* Material provided
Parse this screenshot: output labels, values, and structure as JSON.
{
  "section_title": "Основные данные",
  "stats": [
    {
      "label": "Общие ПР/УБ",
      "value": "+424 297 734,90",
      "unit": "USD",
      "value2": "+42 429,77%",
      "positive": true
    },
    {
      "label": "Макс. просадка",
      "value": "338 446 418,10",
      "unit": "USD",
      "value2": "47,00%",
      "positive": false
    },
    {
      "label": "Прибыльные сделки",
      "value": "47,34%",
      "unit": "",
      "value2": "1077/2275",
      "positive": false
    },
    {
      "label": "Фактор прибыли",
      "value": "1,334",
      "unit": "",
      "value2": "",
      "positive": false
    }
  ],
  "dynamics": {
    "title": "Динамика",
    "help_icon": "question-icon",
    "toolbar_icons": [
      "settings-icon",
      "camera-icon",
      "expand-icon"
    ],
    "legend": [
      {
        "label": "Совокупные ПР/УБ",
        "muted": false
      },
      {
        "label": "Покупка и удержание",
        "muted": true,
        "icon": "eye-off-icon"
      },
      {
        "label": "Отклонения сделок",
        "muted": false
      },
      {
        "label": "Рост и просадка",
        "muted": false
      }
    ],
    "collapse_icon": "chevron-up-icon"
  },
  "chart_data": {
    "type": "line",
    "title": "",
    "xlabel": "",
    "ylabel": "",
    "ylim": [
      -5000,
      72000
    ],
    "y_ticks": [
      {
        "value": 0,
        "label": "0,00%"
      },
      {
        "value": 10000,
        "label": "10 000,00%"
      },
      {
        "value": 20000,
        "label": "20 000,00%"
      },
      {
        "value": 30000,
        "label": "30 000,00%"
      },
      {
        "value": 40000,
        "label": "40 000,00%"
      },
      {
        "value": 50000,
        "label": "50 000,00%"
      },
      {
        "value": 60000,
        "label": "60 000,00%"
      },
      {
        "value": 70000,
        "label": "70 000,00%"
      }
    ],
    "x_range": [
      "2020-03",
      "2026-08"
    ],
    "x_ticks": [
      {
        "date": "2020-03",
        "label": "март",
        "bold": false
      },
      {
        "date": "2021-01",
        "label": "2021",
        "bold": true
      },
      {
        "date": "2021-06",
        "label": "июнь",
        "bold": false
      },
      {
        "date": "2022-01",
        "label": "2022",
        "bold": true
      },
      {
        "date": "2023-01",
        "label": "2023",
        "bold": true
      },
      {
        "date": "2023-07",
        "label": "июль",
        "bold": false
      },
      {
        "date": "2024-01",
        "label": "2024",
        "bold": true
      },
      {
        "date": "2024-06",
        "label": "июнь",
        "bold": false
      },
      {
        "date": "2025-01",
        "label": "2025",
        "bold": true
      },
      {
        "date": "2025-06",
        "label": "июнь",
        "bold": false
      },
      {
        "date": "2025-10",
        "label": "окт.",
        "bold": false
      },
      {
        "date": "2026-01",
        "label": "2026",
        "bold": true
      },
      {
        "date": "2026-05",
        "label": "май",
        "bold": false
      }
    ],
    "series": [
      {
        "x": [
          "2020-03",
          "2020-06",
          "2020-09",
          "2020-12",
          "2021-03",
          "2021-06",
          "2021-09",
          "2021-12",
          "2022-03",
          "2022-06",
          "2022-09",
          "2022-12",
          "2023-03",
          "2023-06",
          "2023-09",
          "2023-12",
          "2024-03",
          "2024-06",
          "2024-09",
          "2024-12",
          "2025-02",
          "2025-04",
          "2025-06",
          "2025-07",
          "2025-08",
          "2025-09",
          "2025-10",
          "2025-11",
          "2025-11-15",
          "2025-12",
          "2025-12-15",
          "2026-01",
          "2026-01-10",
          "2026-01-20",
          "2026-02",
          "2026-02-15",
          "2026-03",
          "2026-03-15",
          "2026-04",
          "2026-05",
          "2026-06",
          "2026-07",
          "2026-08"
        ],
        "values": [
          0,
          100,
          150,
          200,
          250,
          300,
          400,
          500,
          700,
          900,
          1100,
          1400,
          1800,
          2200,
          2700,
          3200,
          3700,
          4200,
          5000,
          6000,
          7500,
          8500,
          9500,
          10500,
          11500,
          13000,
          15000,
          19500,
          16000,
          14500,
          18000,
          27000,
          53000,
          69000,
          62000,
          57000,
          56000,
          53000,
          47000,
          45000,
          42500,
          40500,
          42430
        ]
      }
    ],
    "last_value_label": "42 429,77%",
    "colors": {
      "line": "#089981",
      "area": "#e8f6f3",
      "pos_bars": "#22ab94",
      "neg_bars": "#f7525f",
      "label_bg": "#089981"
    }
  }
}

* Exercise task
The records above are to be repeated exactly, in their entirety.

* Problem solution
Parse this screenshot: output labels, values, and structure as JSON.
{
  "section_title": "Основные данные",
  "stats": [
    {
      "label": "Общие ПР/УБ",
      "value": "+424 297 734,90",
      "unit": "USD",
      "value2": "+42 429,77%",
      "positive": true
    },
    {
      "label": "Макс. просадка",
      "value": "338 446 418,10",
      "unit": "USD",
      "value2": "47,00%",
      "positive": false
    },
    {
      "label": "Прибыльные сделки",
      "value": "47,34%",
      "unit": "",
      "value2": "1077/2275",
      "positive": false
    },
    {
      "label": "Фактор прибыли",
      "value": "1,334",
      "unit": "",
      "value2": "",
      "positive": false
    }
  ],
  "dynamics": {
    "title": "Динамика",
    "help_icon": "question-icon",
    "toolbar_icons": [
      "settings-icon",
      "camera-icon",
      "expand-icon"
    ],
    "legend": [
      {
        "label": "Совокупные ПР/УБ",
        "muted": false
      },
      {
        "label": "Покупка и удержание",
        "muted": true,
        "icon": "eye-off-icon"
      },
      {
        "label": "Отклонения сделок",
        "muted": false
      },
      {
        "label": "Рост и просадка",
        "muted": false
      }
    ],
    "collapse_icon": "chevron-up-icon"
  },
  "chart_data": {
    "type": "line",
    "title": "",
    "xlabel": "",
    "ylabel": "",
    "ylim": [
      -5000,
      72000
    ],
    "y_ticks": [
      {
        "value": 0,
        "label": "0,00%"
      },
      {
        "value": 10000,
        "label": "10 000,00%"
      },
      {
        "value": 20000,
        "label": "20 000,00%"
      },
      {
        "value": 30000,
        "label": "30 000,00%"
      },
      {
        "value": 40000,
        "label": "40 000,00%"
      },
      {
        "value": 50000,
        "label": "50 000,00%"
      },
      {
        "value": 60000,
        "label": "60 000,00%"
      },
      {
        "value": 70000,
        "label": "70 000,00%"
      }
    ],
    "x_range": [
      "2020-03",
      "2026-08"
    ],
    "x_ticks": [
      {
        "date": "2020-03",
        "label": "март",
        "bold": false
      },
      {
        "date": "2021-01",
        "label": "2021",
        "bold": true
      },
      {
        "date": "2021-06",
        "label": "июнь",
        "bold": false
      },
      {
        "date": "2022-01",
        "label": "2022",
        "bold": true
      },
      {
        "date": "2023-01",
        "label": "2023",
        "bold": true
      },
      {
        "date": "2023-07",
        "label": "июль",
        "bold": false
      },
      {
        "date": "2024-01",
        "label": "2024",
        "bold": true
      },
      {
        "date": "2024-06",
        "label": "июнь",
        "bold": false
      },
      {
        "date": "2025-01",
        "label": "2025",
        "bold": true
      },
      {
        "date": "2025-06",
        "label": "июнь",
        "bold": false
      },
      {
        "date": "2025-10",
        "label": "окт.",
        "bold": false
      },
      {
        "date": "2026-01",
        "label": "2026",
        "bold": true
      },
      {
        "date": "2026-05",
        "label": "май",
        "bold": false
      }
    ],
    "series": [
      {
        "x": [
          "2020-03",
          "2020-06",
          "2020-09",
          "2020-12",
          "2021-03",
          "2021-06",
          "2021-09",
          "2021-12",
          "2022-03",
          "2022-06",
          "2022-09",
          "2022-12",
          "2023-03",
          "2023-06",
          "2023-09",
          "2023-12",
          "2024-03",
          "2024-06",
          "2024-09",
          "2024-12",
          "2025-02",
          "2025-04",
          "2025-06",
          "2025-07",
          "2025-08",
          "2025-09",
          "2025-10",
          "2025-11",
          "2025-11-15",
          "2025-12",
          "2025-12-15",
          "2026-01",
          "2026-01-10",
          "2026-01-20",
          "2026-02",
          "2026-02-15",
          "2026-03",
          "2026-03-15",
          "2026-04",
          "2026-05",
          "2026-06",
          "2026-07",
          "2026-08"
        ],
        "values": [
          0,
          100,
          150,
          200,
          250,
          300,
          400,
          500,
          700,
          900,
          1100,
          1400,
          1800,
          2200,
          2700,
          3200,
          3700,
          4200,
          5000,
          6000,
          7500,
          8500,
          9500,
          10500,
          11500,
          13000,
          15000,
          19500,
          16000,
          14500,
          18000,
          27000,
          53000,
          69000,
          62000,
          57000,
          56000,
          53000,
          47000,
          45000,
          42500,
          40500,
          42430
        ]
      }
    ],
    "last_value_label": "42 429,77%",
    "colors": {
      "line": "#089981",
      "area": "#e8f6f3",
      "pos_bars": "#22ab94",
      "neg_bars": "#f7525f",
      "label_bg": "#089981"
    }
  }
}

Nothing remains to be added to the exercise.